What you need to do » In the data below, find the lines containing "mail" and say how many there are, nothing more.

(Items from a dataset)
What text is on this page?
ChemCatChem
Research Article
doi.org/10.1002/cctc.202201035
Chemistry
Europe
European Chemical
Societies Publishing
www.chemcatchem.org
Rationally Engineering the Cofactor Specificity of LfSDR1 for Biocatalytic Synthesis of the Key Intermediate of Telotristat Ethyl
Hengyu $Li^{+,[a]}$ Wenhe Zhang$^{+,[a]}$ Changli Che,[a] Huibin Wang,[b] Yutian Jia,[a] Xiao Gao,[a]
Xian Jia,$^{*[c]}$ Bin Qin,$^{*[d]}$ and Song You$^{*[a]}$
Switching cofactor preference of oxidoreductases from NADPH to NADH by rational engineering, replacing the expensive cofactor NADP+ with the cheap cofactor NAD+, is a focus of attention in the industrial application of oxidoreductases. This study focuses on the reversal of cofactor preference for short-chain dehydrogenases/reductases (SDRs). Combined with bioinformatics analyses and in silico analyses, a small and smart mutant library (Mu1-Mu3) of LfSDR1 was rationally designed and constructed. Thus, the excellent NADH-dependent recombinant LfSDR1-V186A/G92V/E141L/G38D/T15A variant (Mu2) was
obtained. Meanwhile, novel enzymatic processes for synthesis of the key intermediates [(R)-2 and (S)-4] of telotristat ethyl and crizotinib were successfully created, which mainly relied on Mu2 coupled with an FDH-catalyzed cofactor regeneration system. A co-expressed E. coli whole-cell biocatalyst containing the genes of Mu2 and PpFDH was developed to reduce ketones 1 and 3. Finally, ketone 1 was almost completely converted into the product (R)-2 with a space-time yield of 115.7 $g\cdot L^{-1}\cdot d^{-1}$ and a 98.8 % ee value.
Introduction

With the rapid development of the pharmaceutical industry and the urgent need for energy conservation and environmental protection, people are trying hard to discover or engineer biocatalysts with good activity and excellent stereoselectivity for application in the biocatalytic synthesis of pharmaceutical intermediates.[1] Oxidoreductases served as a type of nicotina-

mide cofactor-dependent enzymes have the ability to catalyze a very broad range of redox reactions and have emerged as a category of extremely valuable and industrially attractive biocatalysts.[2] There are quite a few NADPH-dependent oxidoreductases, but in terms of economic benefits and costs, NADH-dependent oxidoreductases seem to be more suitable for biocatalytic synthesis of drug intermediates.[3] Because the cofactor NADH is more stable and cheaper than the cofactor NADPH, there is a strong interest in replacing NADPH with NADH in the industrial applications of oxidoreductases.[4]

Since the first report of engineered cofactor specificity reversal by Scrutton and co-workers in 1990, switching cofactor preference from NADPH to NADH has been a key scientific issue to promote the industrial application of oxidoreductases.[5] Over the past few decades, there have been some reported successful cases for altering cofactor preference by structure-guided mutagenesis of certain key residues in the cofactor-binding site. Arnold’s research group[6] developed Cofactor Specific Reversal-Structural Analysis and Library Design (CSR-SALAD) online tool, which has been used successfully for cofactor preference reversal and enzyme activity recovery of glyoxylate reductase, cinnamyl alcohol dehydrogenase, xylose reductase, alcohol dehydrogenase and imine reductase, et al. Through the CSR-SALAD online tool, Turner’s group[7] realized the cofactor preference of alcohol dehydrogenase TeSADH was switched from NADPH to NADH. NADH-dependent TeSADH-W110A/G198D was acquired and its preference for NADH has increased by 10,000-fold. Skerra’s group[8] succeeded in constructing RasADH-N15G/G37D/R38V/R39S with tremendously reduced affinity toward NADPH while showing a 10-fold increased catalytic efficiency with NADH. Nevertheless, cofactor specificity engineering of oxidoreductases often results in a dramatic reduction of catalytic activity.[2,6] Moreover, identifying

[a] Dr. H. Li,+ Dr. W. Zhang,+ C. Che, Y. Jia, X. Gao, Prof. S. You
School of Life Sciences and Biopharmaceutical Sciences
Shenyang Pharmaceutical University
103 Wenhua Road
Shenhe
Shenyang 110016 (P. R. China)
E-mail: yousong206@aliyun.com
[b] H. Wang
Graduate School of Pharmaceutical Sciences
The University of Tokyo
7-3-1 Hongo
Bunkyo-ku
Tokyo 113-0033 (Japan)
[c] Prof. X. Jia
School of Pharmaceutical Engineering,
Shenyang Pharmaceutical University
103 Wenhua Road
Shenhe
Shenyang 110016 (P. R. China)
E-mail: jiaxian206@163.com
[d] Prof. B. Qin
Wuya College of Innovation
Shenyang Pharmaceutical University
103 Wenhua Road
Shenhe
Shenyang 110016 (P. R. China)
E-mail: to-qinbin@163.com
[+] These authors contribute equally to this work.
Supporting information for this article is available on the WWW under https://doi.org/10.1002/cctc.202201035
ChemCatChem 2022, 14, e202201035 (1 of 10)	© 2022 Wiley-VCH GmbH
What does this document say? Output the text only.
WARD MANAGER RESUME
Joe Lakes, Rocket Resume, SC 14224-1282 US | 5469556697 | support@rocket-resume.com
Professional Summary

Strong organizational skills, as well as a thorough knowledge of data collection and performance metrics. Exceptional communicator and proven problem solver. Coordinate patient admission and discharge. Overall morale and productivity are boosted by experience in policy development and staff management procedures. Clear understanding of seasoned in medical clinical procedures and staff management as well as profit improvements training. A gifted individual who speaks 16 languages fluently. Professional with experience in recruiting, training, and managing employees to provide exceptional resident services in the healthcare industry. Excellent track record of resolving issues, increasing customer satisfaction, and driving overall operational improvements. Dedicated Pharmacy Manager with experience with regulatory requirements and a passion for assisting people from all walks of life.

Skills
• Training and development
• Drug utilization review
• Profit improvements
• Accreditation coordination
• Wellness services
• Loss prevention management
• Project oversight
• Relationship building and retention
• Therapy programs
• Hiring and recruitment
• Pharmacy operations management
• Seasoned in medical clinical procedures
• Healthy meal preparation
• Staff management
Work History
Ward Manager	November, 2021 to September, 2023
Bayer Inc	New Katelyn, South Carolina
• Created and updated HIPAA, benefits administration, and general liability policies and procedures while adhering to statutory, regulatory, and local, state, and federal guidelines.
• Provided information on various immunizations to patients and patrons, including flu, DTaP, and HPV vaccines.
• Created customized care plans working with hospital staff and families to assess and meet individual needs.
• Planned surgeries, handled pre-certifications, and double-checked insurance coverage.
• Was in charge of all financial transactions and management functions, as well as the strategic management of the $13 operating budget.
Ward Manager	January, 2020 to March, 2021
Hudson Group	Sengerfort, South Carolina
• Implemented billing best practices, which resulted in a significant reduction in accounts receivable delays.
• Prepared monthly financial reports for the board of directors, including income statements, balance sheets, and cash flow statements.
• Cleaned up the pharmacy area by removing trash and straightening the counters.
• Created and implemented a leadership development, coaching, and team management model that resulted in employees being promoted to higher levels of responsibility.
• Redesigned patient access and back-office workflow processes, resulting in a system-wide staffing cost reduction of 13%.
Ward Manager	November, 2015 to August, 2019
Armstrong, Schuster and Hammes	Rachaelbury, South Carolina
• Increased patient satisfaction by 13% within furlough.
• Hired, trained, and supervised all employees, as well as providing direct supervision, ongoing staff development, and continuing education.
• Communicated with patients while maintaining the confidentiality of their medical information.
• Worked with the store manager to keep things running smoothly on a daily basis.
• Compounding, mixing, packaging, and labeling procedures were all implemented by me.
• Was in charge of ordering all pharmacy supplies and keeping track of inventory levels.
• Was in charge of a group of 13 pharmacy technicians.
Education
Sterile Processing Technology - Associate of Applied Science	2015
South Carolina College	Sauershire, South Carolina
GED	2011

Solution » 3